■ WHAT IS ASKED
Only the number is wanted: how many lines in the data contain "JSON"?

■ ENTRIES SHOWN
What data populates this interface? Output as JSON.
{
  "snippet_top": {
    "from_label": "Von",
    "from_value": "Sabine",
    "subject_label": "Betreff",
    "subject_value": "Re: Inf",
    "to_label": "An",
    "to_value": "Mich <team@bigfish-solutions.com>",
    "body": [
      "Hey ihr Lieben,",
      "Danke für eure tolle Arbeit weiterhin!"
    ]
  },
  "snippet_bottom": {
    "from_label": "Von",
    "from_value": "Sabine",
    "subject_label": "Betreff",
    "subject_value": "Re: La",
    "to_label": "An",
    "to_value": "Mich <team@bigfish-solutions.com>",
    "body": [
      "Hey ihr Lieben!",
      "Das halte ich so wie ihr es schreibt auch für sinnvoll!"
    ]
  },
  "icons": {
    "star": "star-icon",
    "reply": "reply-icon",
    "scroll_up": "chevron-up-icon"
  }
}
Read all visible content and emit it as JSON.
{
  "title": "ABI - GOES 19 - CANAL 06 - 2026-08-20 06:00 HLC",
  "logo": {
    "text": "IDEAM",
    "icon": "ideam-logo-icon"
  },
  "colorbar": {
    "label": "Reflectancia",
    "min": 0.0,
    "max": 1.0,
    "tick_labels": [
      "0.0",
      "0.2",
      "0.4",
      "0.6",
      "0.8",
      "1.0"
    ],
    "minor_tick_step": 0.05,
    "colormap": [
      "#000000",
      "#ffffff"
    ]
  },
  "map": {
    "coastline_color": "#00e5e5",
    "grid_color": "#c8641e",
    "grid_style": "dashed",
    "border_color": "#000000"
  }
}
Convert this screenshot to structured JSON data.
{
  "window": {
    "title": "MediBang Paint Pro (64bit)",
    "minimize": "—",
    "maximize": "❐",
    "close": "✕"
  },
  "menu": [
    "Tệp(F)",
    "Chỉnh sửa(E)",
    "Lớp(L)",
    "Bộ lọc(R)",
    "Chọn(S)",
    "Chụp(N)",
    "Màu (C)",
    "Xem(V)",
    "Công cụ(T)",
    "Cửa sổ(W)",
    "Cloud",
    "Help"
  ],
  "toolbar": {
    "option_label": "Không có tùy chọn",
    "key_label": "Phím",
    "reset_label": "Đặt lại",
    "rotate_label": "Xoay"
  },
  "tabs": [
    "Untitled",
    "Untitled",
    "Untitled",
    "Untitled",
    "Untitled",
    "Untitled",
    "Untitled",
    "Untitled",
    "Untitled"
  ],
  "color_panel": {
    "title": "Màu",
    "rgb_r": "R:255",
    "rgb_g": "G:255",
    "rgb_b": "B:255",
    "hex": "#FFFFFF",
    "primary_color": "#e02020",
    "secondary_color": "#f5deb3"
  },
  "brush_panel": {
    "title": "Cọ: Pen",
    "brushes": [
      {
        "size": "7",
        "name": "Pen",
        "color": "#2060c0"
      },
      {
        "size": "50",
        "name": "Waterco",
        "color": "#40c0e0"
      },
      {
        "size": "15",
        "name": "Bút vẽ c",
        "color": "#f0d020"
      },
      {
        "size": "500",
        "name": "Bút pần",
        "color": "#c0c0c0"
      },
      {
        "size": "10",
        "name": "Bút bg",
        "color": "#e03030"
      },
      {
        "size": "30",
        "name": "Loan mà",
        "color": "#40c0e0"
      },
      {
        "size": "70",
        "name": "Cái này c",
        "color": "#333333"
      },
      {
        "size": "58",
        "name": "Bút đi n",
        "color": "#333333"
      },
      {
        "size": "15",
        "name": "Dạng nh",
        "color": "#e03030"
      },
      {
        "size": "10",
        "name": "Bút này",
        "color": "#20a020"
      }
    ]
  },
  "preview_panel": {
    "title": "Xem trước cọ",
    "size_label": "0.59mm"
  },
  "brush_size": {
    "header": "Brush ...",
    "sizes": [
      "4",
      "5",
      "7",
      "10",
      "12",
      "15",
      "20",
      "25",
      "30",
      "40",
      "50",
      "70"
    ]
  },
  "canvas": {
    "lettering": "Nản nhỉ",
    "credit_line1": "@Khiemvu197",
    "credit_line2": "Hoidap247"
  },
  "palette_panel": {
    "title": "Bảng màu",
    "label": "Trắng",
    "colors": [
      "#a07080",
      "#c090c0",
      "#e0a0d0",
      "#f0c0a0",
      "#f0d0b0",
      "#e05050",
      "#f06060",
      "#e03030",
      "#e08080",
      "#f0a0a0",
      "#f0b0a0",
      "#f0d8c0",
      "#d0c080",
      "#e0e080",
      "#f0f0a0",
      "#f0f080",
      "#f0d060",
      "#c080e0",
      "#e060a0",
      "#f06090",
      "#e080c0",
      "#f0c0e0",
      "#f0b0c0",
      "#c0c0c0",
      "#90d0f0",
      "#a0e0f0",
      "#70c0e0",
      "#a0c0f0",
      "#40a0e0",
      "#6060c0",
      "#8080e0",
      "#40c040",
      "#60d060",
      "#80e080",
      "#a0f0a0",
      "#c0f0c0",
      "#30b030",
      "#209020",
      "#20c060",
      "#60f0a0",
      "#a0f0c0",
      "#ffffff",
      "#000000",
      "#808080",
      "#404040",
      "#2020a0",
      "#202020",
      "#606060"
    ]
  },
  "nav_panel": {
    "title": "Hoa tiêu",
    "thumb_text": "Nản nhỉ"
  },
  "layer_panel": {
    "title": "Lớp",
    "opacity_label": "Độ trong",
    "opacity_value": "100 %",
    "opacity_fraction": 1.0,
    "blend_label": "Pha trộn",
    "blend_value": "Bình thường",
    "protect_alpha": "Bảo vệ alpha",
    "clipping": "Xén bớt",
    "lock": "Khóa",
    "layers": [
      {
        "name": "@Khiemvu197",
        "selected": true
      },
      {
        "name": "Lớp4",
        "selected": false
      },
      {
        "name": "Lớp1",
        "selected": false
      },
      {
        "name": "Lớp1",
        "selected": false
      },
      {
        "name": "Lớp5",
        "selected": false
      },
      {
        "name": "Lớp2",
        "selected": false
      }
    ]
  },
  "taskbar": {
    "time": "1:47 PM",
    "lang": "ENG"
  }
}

■ FINISHED TASK
3